Exercise> Without including any images, reproduce each entry exactly.

Data extract>
□ □ □ □ □
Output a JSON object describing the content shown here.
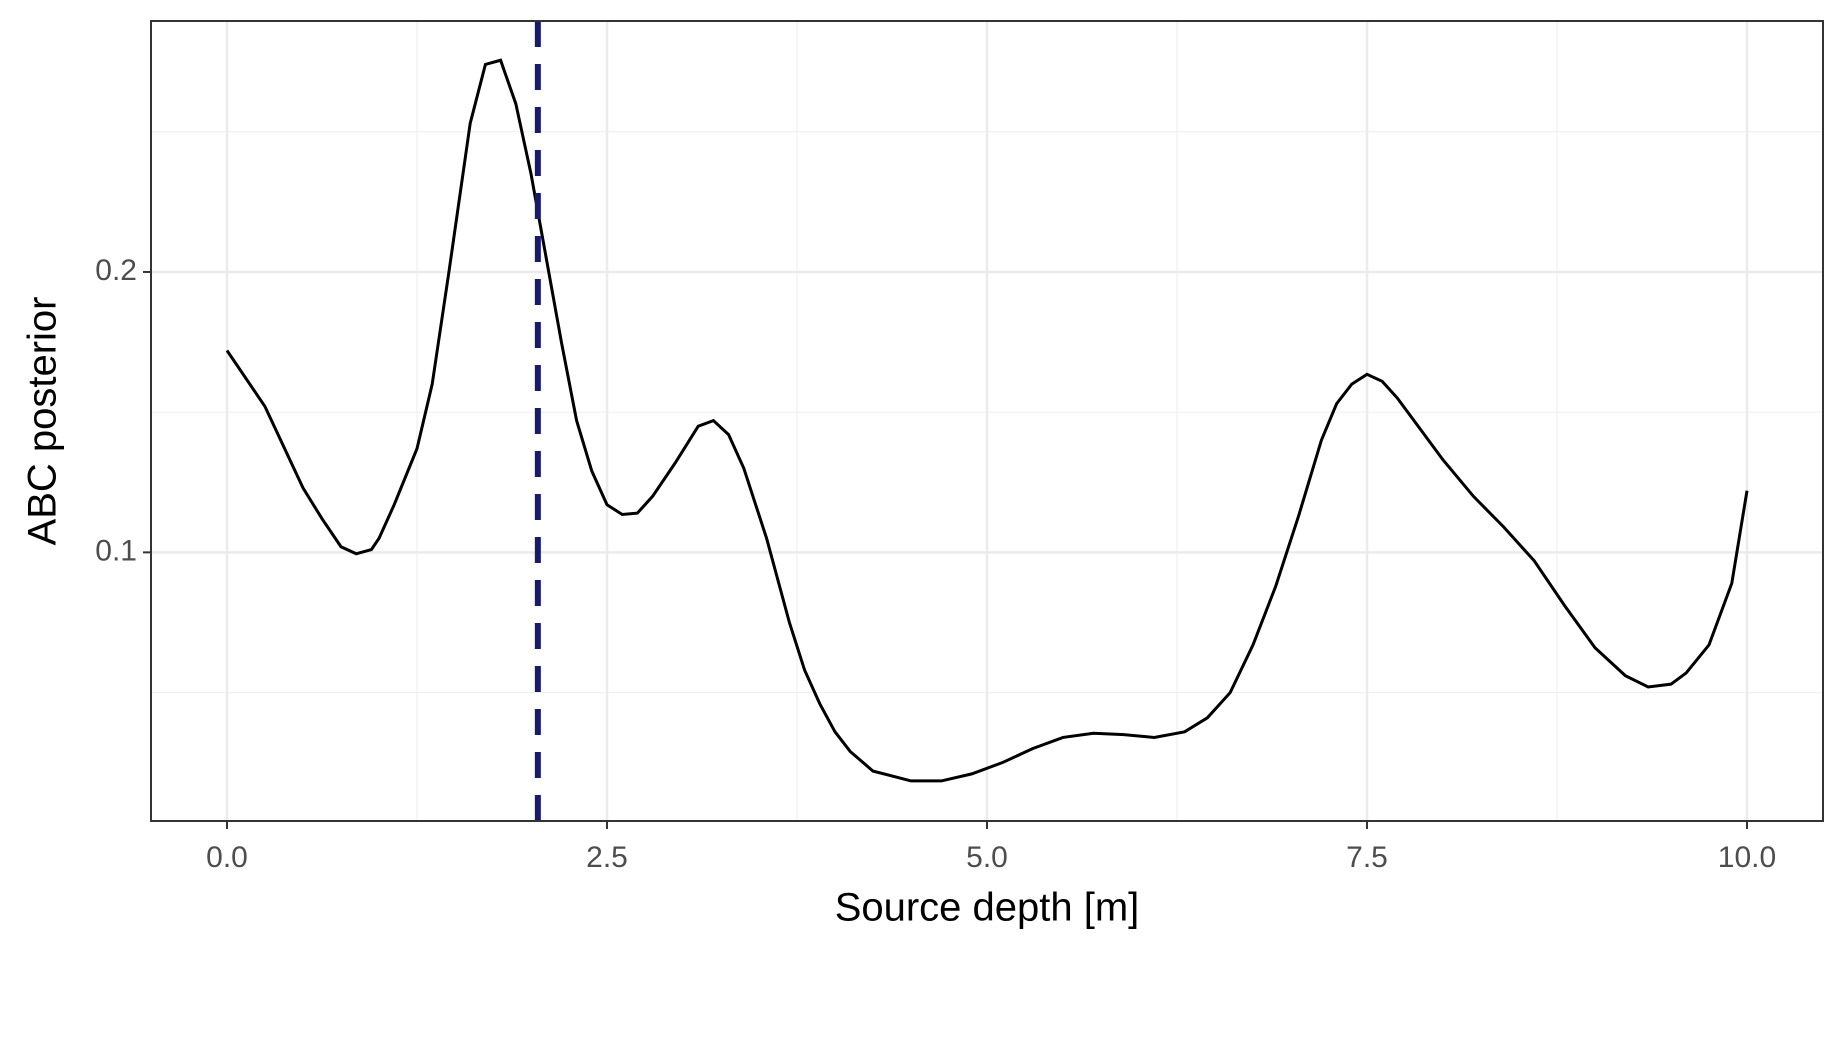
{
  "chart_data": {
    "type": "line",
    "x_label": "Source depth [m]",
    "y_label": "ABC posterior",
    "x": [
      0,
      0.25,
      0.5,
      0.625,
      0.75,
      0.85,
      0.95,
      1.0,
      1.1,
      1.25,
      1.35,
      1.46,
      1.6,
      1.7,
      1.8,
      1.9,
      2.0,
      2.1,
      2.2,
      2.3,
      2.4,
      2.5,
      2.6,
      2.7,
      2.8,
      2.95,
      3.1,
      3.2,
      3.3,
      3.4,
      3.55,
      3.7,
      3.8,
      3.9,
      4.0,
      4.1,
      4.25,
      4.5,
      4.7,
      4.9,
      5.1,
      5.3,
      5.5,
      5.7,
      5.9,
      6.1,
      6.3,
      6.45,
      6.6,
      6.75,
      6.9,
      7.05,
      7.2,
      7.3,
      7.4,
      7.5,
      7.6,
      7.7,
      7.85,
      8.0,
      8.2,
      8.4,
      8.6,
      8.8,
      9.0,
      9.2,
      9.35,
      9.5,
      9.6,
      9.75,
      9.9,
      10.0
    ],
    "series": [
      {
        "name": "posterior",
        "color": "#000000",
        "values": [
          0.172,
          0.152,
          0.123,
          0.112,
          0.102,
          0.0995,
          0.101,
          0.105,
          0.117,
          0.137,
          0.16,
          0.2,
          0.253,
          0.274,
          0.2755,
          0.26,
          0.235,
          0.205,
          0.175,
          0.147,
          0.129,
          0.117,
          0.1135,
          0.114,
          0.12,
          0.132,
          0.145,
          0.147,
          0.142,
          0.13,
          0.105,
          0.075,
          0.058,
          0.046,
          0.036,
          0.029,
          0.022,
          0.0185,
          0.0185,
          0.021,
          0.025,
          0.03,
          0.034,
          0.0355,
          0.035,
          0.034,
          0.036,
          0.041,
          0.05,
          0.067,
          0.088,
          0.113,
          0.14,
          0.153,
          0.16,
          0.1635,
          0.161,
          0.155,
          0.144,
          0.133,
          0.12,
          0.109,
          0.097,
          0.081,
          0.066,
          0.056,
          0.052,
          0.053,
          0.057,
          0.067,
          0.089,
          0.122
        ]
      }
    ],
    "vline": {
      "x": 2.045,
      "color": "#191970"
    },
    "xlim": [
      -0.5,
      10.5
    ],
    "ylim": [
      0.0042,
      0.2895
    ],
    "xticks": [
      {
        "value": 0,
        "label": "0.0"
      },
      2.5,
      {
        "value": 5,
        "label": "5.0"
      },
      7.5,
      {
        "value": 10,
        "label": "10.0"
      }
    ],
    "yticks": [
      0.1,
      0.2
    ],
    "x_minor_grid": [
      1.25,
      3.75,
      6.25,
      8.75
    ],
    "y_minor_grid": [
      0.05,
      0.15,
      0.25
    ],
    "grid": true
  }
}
□ □ □ □ □
Exercise solution>
Output a JSON object describing the content shown here.
{
  "chart_data": {
    "type": "line",
    "x_label": "Source depth [m]",
    "y_label": "ABC posterior",
    "x": [
      0,
      0.25,
      0.5,
      0.625,
      0.75,
      0.85,
      0.95,
      1.0,
      1.1,
      1.25,
      1.35,
      1.46,
      1.6,
      1.7,
      1.8,
      1.9,
      2.0,
      2.1,
      2.2,
      2.3,
      2.4,
      2.5,
      2.6,
      2.7,
      2.8,
      2.95,
      3.1,
      3.2,
      3.3,
      3.4,
      3.55,
      3.7,
      3.8,
      3.9,
      4.0,
      4.1,
      4.25,
      4.5,
      4.7,
      4.9,
      5.1,
      5.3,
      5.5,
      5.7,
      5.9,
      6.1,
      6.3,
      6.45,
      6.6,
      6.75,
      6.9,
      7.05,
      7.2,
      7.3,
      7.4,
      7.5,
      7.6,
      7.7,
      7.85,
      8.0,
      8.2,
      8.4,
      8.6,
      8.8,
      9.0,
      9.2,
      9.35,
      9.5,
      9.6,
      9.75,
      9.9,
      10.0
    ],
    "series": [
      {
        "name": "posterior",
        "color": "#000000",
        "values": [
          0.172,
          0.152,
          0.123,
          0.112,
          0.102,
          0.0995,
          0.101,
          0.105,
          0.117,
          0.137,
          0.16,
          0.2,
          0.253,
          0.274,
          0.2755,
          0.26,
          0.235,
          0.205,
          0.175,
          0.147,
          0.129,
          0.117,
          0.1135,
          0.114,
          0.12,
          0.132,
          0.145,
          0.147,
          0.142,
          0.13,
          0.105,
          0.075,
          0.058,
          0.046,
          0.036,
          0.029,
          0.022,
          0.0185,
          0.0185,
          0.021,
          0.025,
          0.03,
          0.034,
          0.0355,
          0.035,
          0.034,
          0.036,
          0.041,
          0.05,
          0.067,
          0.088,
          0.113,
          0.14,
          0.153,
          0.16,
          0.1635,
          0.161,
          0.155,
          0.144,
          0.133,
          0.12,
          0.109,
          0.097,
          0.081,
          0.066,
          0.056,
          0.052,
          0.053,
          0.057,
          0.067,
          0.089,
          0.122
        ]
      }
    ],
    "vline": {
      "x": 2.045,
      "color": "#191970"
    },
    "xlim": [
      -0.5,
      10.5
    ],
    "ylim": [
      0.0042,
      0.2895
    ],
    "xticks": [
      {
        "value": 0,
        "label": "0.0"
      },
      2.5,
      {
        "value": 5,
        "label": "5.0"
      },
      7.5,
      {
        "value": 10,
        "label": "10.0"
      }
    ],
    "yticks": [
      0.1,
      0.2
    ],
    "x_minor_grid": [
      1.25,
      3.75,
      6.25,
      8.75
    ],
    "y_minor_grid": [
      0.05,
      0.15,
      0.25
    ],
    "grid": true
  }
}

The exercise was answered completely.